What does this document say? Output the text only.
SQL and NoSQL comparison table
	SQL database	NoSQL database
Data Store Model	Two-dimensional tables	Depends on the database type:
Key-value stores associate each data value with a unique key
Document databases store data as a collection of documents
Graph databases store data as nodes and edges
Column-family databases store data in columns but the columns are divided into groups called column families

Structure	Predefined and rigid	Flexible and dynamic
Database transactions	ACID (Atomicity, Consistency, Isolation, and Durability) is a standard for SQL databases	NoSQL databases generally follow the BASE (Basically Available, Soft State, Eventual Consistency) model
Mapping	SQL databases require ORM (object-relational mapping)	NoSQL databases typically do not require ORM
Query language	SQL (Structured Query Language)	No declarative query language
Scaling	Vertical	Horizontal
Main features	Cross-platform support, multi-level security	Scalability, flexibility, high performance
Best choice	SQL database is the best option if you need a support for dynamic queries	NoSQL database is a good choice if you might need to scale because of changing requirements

■ ■ ■

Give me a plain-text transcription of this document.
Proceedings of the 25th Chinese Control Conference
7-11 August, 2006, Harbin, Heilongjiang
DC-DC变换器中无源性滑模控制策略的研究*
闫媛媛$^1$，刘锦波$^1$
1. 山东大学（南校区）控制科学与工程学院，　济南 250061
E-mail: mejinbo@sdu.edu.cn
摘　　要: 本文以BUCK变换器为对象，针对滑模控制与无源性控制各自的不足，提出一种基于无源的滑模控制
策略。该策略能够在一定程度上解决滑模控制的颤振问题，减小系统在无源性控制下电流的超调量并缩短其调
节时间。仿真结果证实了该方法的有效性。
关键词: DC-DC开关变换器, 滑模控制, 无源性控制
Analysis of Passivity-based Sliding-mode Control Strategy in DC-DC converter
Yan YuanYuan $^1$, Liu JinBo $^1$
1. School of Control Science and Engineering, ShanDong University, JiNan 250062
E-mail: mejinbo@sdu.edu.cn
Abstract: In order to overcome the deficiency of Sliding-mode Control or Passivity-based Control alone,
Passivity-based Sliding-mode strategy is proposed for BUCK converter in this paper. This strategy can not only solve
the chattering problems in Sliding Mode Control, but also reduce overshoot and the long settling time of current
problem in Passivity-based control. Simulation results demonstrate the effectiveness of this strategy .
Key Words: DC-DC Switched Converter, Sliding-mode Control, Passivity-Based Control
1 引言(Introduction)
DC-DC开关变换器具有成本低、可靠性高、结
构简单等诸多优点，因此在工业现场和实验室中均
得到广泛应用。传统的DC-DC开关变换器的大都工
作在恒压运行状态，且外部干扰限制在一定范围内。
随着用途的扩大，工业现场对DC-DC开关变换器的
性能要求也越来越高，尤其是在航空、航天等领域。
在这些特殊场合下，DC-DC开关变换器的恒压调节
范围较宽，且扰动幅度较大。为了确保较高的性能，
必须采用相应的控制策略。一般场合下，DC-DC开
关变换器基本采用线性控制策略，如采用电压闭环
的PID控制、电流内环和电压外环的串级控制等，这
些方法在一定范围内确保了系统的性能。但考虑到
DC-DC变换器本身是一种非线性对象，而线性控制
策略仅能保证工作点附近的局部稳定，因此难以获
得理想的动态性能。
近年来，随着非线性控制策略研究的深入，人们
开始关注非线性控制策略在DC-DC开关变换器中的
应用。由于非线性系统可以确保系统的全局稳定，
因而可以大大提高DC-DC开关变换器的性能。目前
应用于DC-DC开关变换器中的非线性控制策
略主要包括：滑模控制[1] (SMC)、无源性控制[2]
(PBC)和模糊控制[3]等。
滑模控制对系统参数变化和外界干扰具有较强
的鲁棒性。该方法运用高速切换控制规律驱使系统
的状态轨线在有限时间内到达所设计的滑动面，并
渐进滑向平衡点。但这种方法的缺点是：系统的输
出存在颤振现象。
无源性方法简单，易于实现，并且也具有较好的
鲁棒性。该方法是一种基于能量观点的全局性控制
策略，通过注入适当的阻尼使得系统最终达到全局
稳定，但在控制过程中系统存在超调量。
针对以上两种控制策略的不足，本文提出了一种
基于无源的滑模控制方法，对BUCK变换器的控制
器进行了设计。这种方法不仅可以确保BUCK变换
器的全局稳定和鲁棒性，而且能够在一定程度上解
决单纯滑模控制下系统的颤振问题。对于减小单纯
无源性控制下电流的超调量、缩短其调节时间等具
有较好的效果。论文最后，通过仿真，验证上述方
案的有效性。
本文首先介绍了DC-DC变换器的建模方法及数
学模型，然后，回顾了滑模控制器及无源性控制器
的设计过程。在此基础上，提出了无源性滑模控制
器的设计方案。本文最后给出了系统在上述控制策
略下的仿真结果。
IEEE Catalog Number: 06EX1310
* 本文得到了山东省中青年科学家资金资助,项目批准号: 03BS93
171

■ ■ ■

WHAT IS NEEDED
Copy every line of the listing that includes the string "Passivity".

ANSWER TO THIS EXERCISE
Analysis of Passivity-based Sliding-mode Control Strategy in DC-DC converter
Abstract: In order to overcome the deficiency of Sliding-mode Control or Passivity-based Control alone,
Passivity-based Sliding-mode strategy is proposed for BUCK converter in this paper. This strategy can not only solve
problem in Passivity-based control. Simulation results demonstrate the effectiveness of this strategy .
Key Words: DC-DC Switched Converter, Sliding-mode Control, Passivity-Based Control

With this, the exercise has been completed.